⟨

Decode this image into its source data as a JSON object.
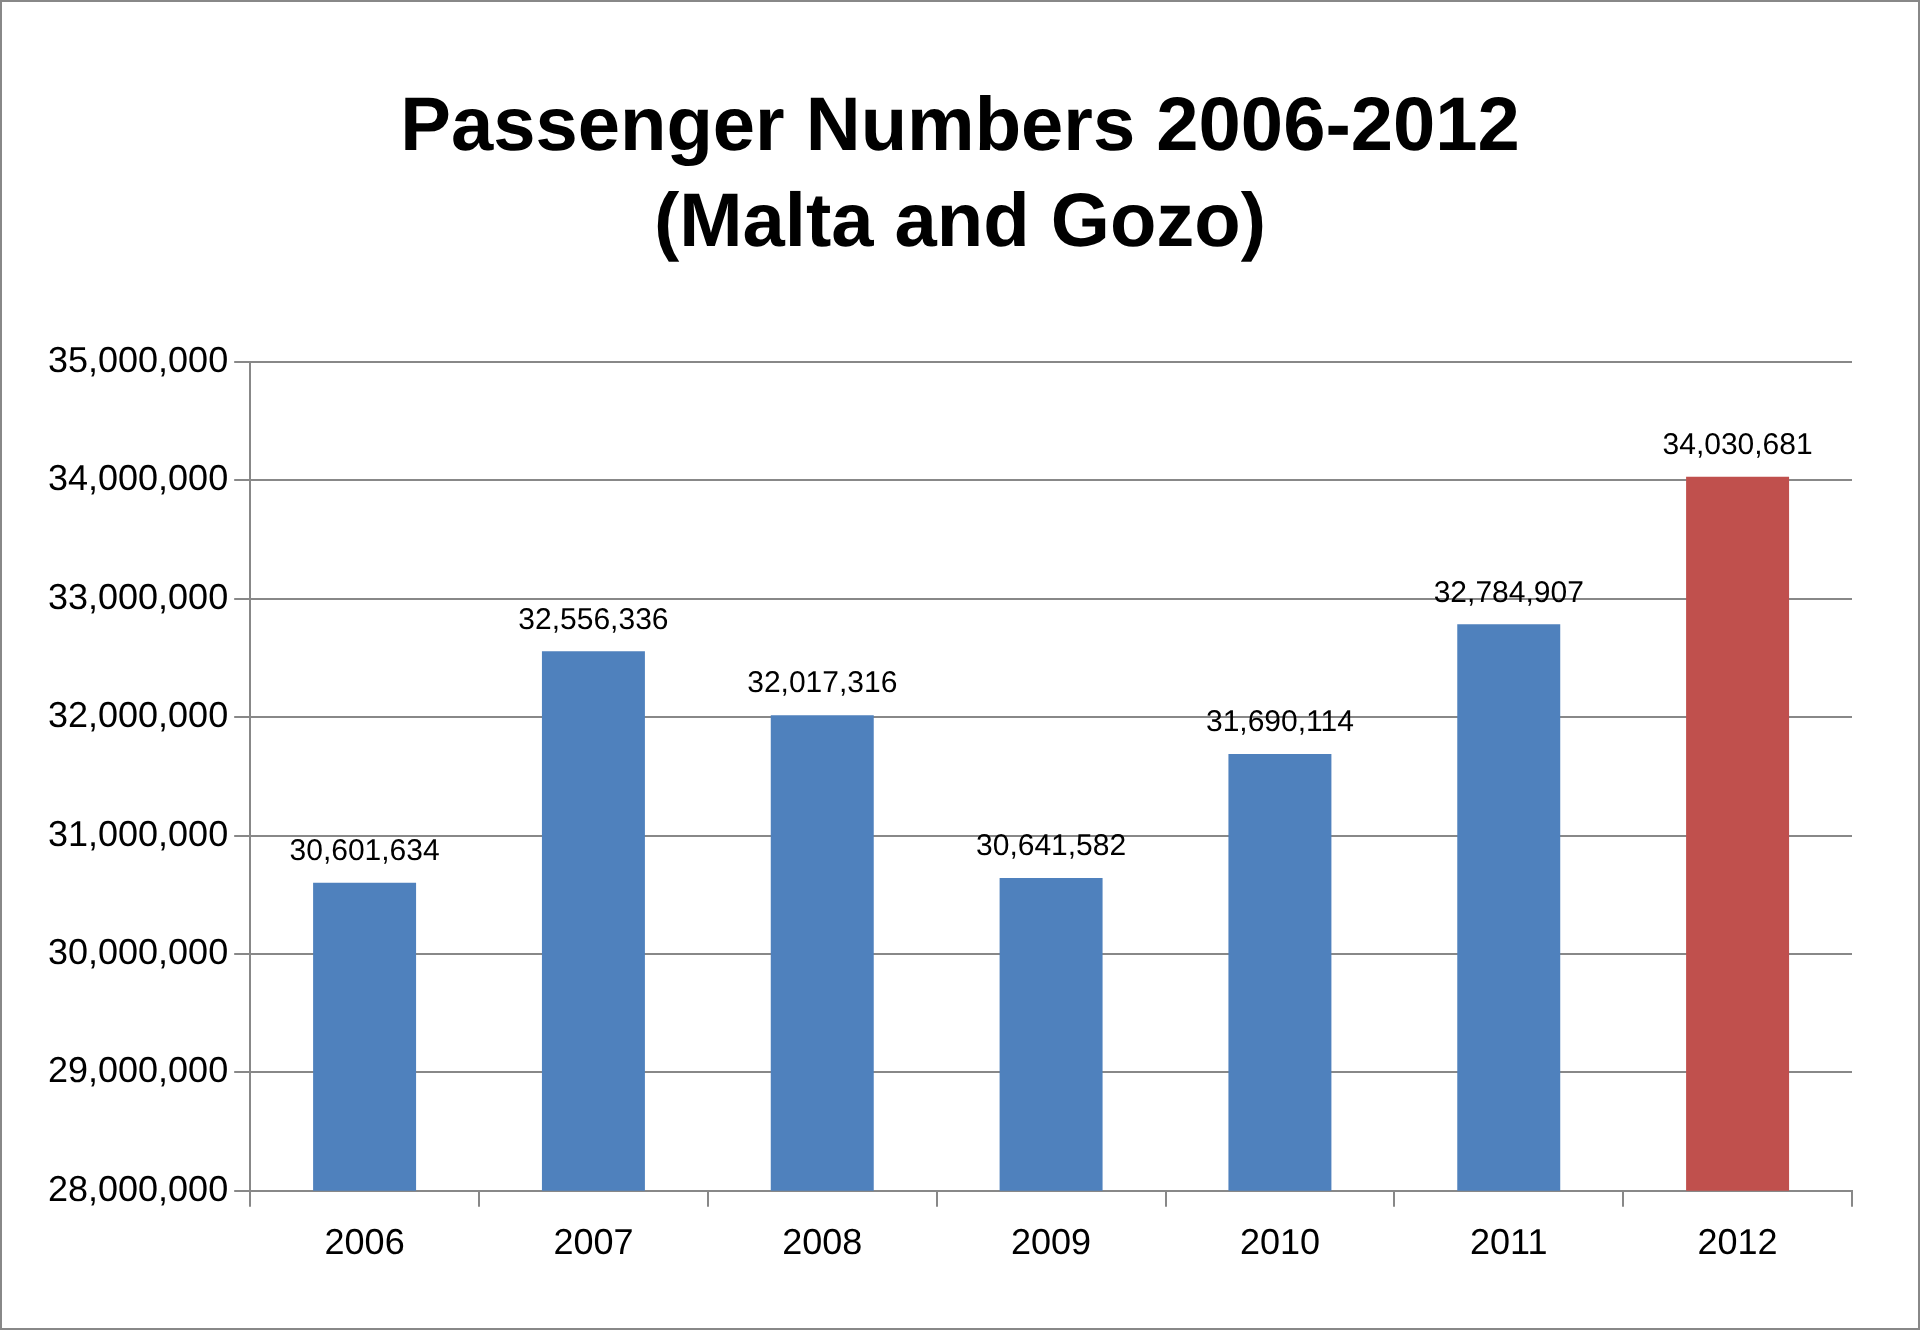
{
  "chart_data": {
    "type": "bar",
    "title": "Passenger Numbers 2006-2012 (Malta and Gozo)",
    "categories": [
      "2006",
      "2007",
      "2008",
      "2009",
      "2010",
      "2011",
      "2012"
    ],
    "values": [
      30601634,
      32556336,
      32017316,
      30641582,
      31690114,
      32784907,
      34030681
    ],
    "value_labels": [
      "30,601,634",
      "32,556,336",
      "32,017,316",
      "30,641,582",
      "31,690,114",
      "32,784,907",
      "34,030,681"
    ],
    "colors": [
      "#4f81bd",
      "#4f81bd",
      "#4f81bd",
      "#4f81bd",
      "#4f81bd",
      "#4f81bd",
      "#c0504d"
    ],
    "ylim": [
      28000000,
      35000000
    ],
    "yticks": [
      {
        "value": 28000000,
        "label": "28,000,000"
      },
      {
        "value": 29000000,
        "label": "29,000,000"
      },
      {
        "value": 30000000,
        "label": "30,000,000"
      },
      {
        "value": 31000000,
        "label": "31,000,000"
      },
      {
        "value": 32000000,
        "label": "32,000,000"
      },
      {
        "value": 33000000,
        "label": "33,000,000"
      },
      {
        "value": 34000000,
        "label": "34,000,000"
      },
      {
        "value": 35000000,
        "label": "35,000,000"
      }
    ],
    "grid": "y"
  }
}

⟩

- [Task] Reproduce every line precisely as given, omitting all pictures.

- [Right answer]
Decode this image into its source data as a JSON object.
{
  "chart_data": {
    "type": "bar",
    "title": "Passenger Numbers 2006-2012 (Malta and Gozo)",
    "categories": [
      "2006",
      "2007",
      "2008",
      "2009",
      "2010",
      "2011",
      "2012"
    ],
    "values": [
      30601634,
      32556336,
      32017316,
      30641582,
      31690114,
      32784907,
      34030681
    ],
    "value_labels": [
      "30,601,634",
      "32,556,336",
      "32,017,316",
      "30,641,582",
      "31,690,114",
      "32,784,907",
      "34,030,681"
    ],
    "colors": [
      "#4f81bd",
      "#4f81bd",
      "#4f81bd",
      "#4f81bd",
      "#4f81bd",
      "#4f81bd",
      "#c0504d"
    ],
    "ylim": [
      28000000,
      35000000
    ],
    "yticks": [
      {
        "value": 28000000,
        "label": "28,000,000"
      },
      {
        "value": 29000000,
        "label": "29,000,000"
      },
      {
        "value": 30000000,
        "label": "30,000,000"
      },
      {
        "value": 31000000,
        "label": "31,000,000"
      },
      {
        "value": 32000000,
        "label": "32,000,000"
      },
      {
        "value": 33000000,
        "label": "33,000,000"
      },
      {
        "value": 34000000,
        "label": "34,000,000"
      },
      {
        "value": 35000000,
        "label": "35,000,000"
      }
    ],
    "grid": "y"
  }
}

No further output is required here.